[Dataset entries on figures]
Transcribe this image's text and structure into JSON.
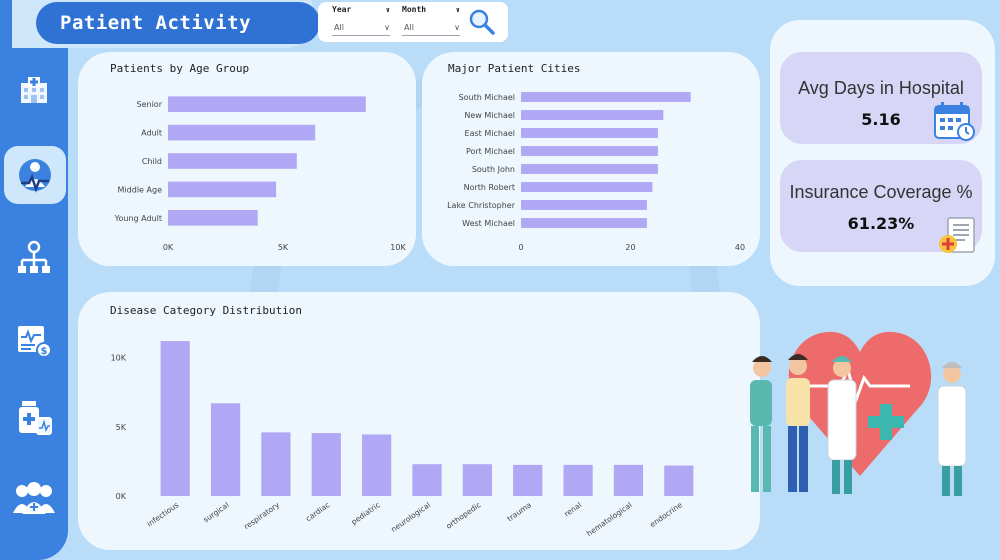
{
  "header": {
    "title": "Patient Activity"
  },
  "filters": [
    {
      "label": "Year",
      "value": "All"
    },
    {
      "label": "Month",
      "value": "All"
    }
  ],
  "kpis": {
    "avg_days": {
      "label": "Avg Days in Hospital",
      "value": "5.16"
    },
    "insurance": {
      "label": "Insurance Coverage %",
      "value": "61.23%"
    }
  },
  "sidebar": {
    "items": [
      {
        "name": "hospital-icon"
      },
      {
        "name": "patient-activity-icon",
        "active": true
      },
      {
        "name": "org-chart-icon"
      },
      {
        "name": "billing-report-icon"
      },
      {
        "name": "medicine-icon"
      },
      {
        "name": "medical-team-icon"
      }
    ]
  },
  "colors": {
    "bar": "#b0a7f5",
    "sidebar": "#3b82e0",
    "card": "#eef7fe",
    "kpi": "#d8d6f6"
  },
  "chart_data": [
    {
      "type": "bar",
      "orientation": "horizontal",
      "title": "Patients by Age Group",
      "categories": [
        "Senior",
        "Adult",
        "Child",
        "Middle Age",
        "Young Adult"
      ],
      "values": [
        8600,
        6400,
        5600,
        4700,
        3900
      ],
      "xlim": [
        0,
        10000
      ],
      "x_ticks": [
        "0K",
        "5K",
        "10K"
      ],
      "x_tick_values": [
        0,
        5000,
        10000
      ]
    },
    {
      "type": "bar",
      "orientation": "horizontal",
      "title": "Major Patient Cities",
      "categories": [
        "South Michael",
        "New Michael",
        "East Michael",
        "Port Michael",
        "South John",
        "North Robert",
        "Lake Christopher",
        "West Michael"
      ],
      "values": [
        31,
        26,
        25,
        25,
        25,
        24,
        23,
        23
      ],
      "xlim": [
        0,
        40
      ],
      "x_ticks": [
        "0",
        "20",
        "40"
      ],
      "x_tick_values": [
        0,
        20,
        40
      ]
    },
    {
      "type": "bar",
      "orientation": "vertical",
      "title": "Disease Category Distribution",
      "categories": [
        "infectious",
        "surgical",
        "respiratory",
        "cardiac",
        "pediatric",
        "neurological",
        "orthopedic",
        "trauma",
        "renal",
        "hematological",
        "endocrine"
      ],
      "values": [
        11200,
        6700,
        4600,
        4550,
        4450,
        2300,
        2300,
        2250,
        2250,
        2250,
        2200
      ],
      "ylim": [
        0,
        12000
      ],
      "y_ticks": [
        "0K",
        "5K",
        "10K"
      ],
      "y_tick_values": [
        0,
        5000,
        10000
      ]
    }
  ]
}
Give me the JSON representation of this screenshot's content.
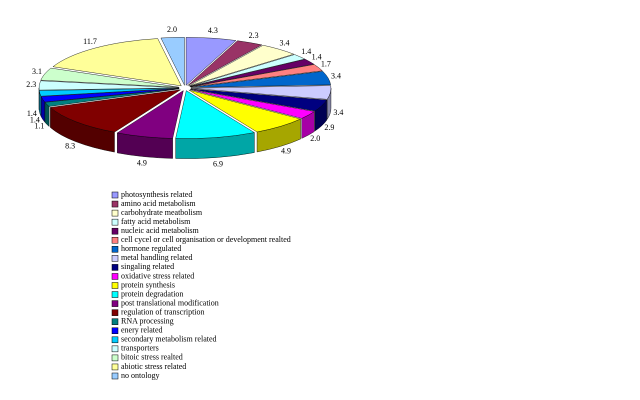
{
  "chart_data": {
    "type": "pie",
    "categories": [
      "photosynthesis related",
      "amino acid metabolism",
      "carbohydrate meatbolism",
      "fatty acid metabolism",
      "nucleic acid metabolism",
      "cell cycel or cell organisation or development realted",
      "hormone regulated",
      "metal handling related",
      "singaling related",
      "oxidative stress related",
      "protein synthesis",
      "protein degradation",
      "post translational modification",
      "regulation of transcription",
      "RNA processing",
      "enery related",
      "secondary metabolism related",
      "transporters",
      "bitoic stress realted",
      "abiotic stress related",
      "no ontology"
    ],
    "values": [
      4.3,
      2.3,
      3.4,
      1.4,
      1.4,
      1.7,
      3.4,
      3.4,
      2.9,
      2.0,
      4.9,
      6.9,
      4.9,
      8.3,
      1.1,
      1.4,
      1.4,
      2.3,
      3.1,
      11.7,
      2.0
    ],
    "value_labels": [
      "4.3",
      "2.3",
      "3.4",
      "1.4",
      "1.4",
      "1.7",
      "3.4",
      "3.4",
      "2.9",
      "2.0",
      "4.9",
      "6.9",
      "4.9",
      "8.3",
      "1.1",
      "1.4",
      "1.4",
      "2.3",
      "3.1",
      "11.7",
      "2.0"
    ],
    "colors": [
      "#9999ff",
      "#993366",
      "#ffffcc",
      "#ccffff",
      "#660066",
      "#ff8080",
      "#0066cc",
      "#ccccff",
      "#000080",
      "#ff00ff",
      "#ffff00",
      "#00ffff",
      "#800080",
      "#800000",
      "#008080",
      "#0000ff",
      "#00ccff",
      "#ccffff",
      "#ccffcc",
      "#ffff99",
      "#99ccff"
    ]
  }
}
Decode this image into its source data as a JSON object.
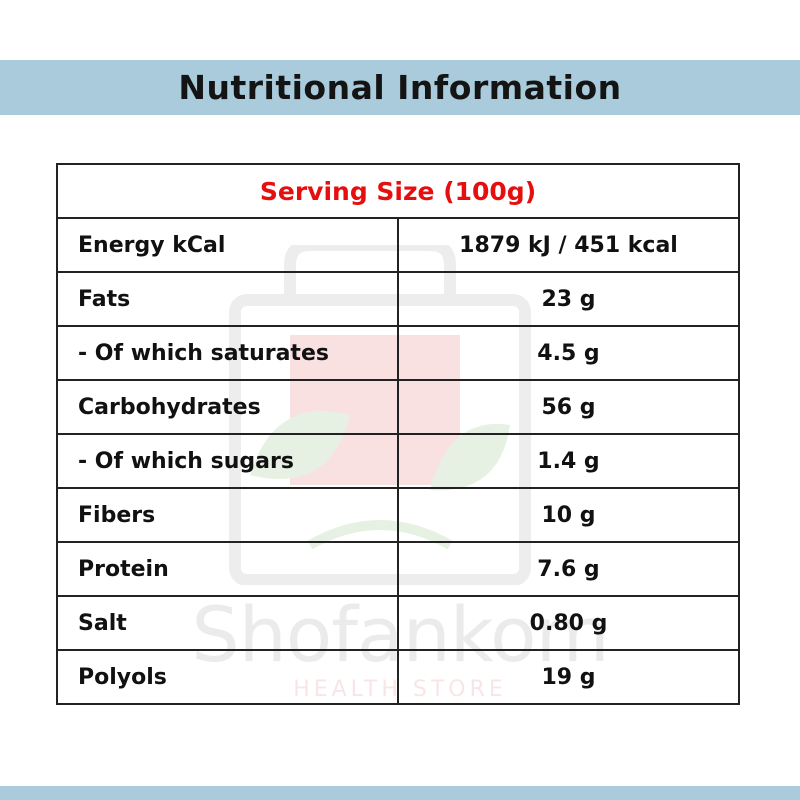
{
  "header": {
    "title": "Nutritional Information"
  },
  "table": {
    "serving_size": "Serving Size (100g)",
    "rows": [
      {
        "nutrient": "Energy kCal",
        "amount": "1879 kJ / 451 kcal"
      },
      {
        "nutrient": "Fats",
        "amount": "23 g"
      },
      {
        "nutrient": "- Of which saturates",
        "amount": "4.5 g"
      },
      {
        "nutrient": "Carbohydrates",
        "amount": "56 g"
      },
      {
        "nutrient": "- Of which sugars",
        "amount": "1.4 g"
      },
      {
        "nutrient": "Fibers",
        "amount": "10 g"
      },
      {
        "nutrient": "Protein",
        "amount": "7.6 g"
      },
      {
        "nutrient": "Salt",
        "amount": "0.80 g"
      },
      {
        "nutrient": "Polyols",
        "amount": "19 g"
      }
    ]
  },
  "watermark": {
    "brand": "Shofankom",
    "tagline": "HEALTH STORE"
  },
  "colors": {
    "band": "#a9cbdc",
    "serving_text": "#e60f0f",
    "border": "#222222"
  }
}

→ Work instructions
State how many lines in the records above contain the word "metabolism". Give nothing but the number.

→ Task output
4